**SET TASK**.
Which lines contain the string "kind"? Please list every one of them.

Stored entries:
+++++

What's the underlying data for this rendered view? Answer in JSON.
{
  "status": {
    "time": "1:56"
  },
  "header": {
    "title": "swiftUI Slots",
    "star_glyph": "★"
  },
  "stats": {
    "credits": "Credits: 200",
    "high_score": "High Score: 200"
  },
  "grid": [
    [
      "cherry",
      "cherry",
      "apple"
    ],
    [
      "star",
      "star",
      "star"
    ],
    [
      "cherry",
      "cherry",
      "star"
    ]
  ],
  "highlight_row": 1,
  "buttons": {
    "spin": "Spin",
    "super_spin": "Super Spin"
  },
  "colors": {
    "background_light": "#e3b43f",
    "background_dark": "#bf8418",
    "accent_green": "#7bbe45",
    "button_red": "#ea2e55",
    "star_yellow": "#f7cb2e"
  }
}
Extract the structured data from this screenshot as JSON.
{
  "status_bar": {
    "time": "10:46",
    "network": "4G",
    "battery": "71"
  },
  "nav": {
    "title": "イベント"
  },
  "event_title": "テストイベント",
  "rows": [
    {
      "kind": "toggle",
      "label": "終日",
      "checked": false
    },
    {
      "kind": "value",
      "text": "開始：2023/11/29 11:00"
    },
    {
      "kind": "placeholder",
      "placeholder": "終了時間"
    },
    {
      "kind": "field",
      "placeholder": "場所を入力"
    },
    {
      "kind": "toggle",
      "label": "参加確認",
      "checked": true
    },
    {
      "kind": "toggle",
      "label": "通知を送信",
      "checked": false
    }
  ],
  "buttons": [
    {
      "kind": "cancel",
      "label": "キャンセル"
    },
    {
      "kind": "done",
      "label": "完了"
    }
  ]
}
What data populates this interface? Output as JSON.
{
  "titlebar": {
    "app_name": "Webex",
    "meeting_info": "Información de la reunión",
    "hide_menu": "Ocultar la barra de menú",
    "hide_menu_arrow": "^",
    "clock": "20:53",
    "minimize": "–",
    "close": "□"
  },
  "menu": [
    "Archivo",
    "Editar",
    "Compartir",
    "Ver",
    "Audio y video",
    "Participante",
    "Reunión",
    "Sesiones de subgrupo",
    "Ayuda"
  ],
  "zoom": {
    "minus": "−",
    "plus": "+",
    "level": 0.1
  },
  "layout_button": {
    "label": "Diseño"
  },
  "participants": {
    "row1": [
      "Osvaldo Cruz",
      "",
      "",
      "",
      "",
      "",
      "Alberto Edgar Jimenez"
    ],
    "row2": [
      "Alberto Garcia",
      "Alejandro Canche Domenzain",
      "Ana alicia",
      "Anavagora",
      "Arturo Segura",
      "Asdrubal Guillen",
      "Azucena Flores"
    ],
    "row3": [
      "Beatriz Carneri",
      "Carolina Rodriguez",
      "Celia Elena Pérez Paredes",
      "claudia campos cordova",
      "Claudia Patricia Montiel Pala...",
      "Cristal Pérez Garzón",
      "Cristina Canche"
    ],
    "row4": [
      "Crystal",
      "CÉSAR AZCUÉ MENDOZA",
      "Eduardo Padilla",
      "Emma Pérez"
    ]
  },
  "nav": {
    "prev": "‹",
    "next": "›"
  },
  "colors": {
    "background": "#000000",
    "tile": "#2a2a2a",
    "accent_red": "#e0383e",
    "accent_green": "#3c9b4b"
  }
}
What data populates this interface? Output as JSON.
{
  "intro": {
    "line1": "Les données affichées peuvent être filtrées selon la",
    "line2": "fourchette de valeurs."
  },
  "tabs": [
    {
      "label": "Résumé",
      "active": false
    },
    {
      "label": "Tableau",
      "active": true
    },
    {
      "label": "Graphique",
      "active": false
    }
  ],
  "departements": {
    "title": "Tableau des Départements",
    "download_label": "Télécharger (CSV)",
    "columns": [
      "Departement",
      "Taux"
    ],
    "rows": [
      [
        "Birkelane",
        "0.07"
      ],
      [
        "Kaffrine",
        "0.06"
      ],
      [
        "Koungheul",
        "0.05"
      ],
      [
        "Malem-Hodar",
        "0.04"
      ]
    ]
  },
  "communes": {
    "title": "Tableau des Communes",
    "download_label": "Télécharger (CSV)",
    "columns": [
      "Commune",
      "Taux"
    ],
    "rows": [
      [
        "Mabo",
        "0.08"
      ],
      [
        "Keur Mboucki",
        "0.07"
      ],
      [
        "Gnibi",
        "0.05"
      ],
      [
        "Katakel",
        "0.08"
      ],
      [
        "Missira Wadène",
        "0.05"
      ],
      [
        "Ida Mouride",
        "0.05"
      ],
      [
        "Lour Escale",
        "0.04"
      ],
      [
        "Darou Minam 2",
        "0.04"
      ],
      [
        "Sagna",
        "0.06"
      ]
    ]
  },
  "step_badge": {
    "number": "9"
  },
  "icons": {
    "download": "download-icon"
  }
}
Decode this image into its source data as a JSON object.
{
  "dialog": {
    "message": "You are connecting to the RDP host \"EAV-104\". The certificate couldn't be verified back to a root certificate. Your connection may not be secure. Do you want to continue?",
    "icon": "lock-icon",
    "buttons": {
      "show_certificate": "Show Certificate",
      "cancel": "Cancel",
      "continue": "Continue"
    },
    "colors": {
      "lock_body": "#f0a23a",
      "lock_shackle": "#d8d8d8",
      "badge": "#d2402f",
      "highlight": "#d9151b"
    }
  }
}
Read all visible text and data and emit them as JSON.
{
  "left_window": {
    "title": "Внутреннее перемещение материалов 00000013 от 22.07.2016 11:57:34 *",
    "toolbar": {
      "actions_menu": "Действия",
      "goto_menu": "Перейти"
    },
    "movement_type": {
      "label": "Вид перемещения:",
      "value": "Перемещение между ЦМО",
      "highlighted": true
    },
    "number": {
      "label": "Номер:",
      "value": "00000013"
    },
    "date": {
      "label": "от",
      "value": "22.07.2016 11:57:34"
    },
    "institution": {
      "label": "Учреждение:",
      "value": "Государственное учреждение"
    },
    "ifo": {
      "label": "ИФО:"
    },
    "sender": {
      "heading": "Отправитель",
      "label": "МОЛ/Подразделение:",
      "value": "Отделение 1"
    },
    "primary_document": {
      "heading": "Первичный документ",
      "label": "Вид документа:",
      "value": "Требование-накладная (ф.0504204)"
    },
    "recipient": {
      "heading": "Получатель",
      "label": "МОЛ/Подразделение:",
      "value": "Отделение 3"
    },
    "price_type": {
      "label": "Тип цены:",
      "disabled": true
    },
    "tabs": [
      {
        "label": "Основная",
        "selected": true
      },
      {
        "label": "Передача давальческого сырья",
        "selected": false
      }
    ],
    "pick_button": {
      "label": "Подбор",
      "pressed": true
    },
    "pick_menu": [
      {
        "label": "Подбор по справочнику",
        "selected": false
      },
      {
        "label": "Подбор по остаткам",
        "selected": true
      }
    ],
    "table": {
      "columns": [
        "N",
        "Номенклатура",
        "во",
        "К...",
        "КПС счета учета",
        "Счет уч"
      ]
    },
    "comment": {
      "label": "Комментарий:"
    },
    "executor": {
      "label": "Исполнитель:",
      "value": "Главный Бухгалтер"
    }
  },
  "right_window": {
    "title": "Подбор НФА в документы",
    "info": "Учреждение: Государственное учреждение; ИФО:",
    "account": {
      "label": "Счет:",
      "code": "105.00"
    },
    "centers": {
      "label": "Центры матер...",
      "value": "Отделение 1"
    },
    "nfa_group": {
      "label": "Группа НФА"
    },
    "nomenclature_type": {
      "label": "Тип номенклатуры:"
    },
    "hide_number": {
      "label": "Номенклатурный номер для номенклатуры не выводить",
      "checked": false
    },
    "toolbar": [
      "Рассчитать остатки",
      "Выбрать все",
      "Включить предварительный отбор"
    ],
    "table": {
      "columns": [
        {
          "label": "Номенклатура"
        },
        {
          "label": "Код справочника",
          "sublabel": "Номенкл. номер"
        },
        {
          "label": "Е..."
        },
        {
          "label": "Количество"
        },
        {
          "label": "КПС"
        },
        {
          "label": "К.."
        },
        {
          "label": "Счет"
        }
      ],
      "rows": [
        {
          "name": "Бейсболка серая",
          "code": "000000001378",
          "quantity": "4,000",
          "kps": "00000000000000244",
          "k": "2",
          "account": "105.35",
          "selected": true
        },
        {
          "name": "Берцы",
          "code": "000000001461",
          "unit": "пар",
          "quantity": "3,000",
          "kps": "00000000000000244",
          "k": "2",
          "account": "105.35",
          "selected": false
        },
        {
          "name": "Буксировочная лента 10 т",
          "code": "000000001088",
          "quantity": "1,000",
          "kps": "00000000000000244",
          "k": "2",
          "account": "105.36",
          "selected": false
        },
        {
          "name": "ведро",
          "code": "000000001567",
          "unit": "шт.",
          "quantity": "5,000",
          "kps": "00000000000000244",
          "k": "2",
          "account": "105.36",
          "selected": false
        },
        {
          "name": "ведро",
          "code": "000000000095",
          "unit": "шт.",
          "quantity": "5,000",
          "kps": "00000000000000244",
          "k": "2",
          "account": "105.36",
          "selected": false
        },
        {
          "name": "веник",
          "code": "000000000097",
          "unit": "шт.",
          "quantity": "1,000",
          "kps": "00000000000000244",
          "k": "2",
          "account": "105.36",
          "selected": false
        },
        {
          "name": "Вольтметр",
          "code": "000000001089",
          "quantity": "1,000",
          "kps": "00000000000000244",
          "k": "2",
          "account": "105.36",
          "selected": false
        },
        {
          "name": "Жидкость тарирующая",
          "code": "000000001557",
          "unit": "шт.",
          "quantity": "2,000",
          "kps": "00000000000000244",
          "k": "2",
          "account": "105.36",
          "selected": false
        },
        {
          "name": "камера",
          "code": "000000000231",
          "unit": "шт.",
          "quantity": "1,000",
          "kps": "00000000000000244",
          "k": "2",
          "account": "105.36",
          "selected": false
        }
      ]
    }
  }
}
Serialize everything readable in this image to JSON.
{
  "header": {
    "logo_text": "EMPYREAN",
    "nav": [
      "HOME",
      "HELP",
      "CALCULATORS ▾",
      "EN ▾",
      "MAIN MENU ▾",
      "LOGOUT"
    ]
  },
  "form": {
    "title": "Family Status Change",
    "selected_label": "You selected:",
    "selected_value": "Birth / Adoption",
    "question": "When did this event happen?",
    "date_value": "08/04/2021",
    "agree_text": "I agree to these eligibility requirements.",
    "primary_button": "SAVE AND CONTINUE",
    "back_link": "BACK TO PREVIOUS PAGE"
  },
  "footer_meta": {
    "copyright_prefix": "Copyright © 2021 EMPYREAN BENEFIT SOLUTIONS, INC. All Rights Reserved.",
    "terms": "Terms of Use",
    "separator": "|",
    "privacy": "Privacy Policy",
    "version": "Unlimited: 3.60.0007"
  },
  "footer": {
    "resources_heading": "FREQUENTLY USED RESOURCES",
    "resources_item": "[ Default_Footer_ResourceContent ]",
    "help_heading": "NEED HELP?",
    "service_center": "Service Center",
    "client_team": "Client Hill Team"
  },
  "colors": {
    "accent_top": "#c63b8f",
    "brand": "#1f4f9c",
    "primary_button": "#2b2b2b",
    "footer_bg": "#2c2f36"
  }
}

+++++

**SOLUTION TO THIS PROBLEM**.
      "kind": "toggle",
      "kind": "value",
      "kind": "placeholder",
      "kind": "field",
      "kind": "toggle",
      "kind": "toggle",
      "kind": "cancel",
      "kind": "done",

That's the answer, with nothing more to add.